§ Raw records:

[start]

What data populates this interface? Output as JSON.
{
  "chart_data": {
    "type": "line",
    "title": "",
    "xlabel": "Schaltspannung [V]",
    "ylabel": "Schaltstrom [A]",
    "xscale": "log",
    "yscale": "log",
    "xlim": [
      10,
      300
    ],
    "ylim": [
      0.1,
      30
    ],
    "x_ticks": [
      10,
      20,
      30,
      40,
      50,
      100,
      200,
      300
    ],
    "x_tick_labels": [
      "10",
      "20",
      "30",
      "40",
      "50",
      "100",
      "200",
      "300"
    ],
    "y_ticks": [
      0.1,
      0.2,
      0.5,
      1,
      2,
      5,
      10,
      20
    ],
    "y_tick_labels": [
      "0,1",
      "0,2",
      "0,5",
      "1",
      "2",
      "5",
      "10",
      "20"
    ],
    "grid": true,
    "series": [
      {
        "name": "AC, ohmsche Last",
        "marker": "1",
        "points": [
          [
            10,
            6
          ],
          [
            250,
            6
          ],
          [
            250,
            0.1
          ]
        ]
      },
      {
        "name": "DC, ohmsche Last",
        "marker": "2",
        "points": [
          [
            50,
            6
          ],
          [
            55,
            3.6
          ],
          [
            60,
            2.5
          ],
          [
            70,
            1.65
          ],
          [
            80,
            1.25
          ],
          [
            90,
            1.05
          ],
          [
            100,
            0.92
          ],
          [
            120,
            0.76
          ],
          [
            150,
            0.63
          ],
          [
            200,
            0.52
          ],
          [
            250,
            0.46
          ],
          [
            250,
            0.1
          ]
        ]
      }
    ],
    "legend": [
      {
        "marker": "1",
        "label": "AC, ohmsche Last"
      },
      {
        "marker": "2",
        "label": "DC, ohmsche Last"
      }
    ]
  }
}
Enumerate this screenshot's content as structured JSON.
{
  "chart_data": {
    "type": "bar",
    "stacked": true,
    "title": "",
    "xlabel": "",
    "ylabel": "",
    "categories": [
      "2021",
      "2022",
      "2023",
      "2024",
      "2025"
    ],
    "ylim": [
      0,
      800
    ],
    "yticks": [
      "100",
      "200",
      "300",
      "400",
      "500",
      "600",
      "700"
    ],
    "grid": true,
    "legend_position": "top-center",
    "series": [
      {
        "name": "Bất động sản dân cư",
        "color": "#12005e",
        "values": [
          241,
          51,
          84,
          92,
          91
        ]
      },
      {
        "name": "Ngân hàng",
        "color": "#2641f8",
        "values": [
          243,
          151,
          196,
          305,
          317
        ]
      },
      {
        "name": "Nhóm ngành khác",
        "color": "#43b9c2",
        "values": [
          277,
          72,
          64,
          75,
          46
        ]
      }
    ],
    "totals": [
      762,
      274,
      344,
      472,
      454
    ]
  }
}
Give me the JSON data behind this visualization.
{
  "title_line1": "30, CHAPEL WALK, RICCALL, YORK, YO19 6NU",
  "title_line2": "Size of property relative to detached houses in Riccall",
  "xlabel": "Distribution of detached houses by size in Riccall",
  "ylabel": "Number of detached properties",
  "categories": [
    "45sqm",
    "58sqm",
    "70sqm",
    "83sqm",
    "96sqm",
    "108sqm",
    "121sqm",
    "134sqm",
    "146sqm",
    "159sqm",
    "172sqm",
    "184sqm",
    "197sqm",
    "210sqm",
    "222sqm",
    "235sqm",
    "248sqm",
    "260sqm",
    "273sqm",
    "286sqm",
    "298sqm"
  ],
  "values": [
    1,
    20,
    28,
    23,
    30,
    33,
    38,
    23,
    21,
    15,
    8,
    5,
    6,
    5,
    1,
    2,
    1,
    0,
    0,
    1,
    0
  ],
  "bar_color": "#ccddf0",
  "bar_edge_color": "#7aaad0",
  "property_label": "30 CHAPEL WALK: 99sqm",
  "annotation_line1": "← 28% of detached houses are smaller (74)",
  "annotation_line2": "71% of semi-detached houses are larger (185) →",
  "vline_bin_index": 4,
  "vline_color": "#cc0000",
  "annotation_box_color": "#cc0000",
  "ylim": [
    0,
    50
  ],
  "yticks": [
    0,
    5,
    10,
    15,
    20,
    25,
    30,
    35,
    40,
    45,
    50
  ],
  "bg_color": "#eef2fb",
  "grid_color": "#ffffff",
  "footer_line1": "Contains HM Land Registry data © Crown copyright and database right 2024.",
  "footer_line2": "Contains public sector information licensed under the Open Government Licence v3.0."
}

[end]

§ Exercise objective: Show all lines in the entries above where the string "Contains" appears.

§ Result:
  "footer_line1": "Contains HM Land Registry data © Crown copyright and database right 2024.",
  "footer_line2": "Contains public sector information licensed under the Open Government Licence v3.0."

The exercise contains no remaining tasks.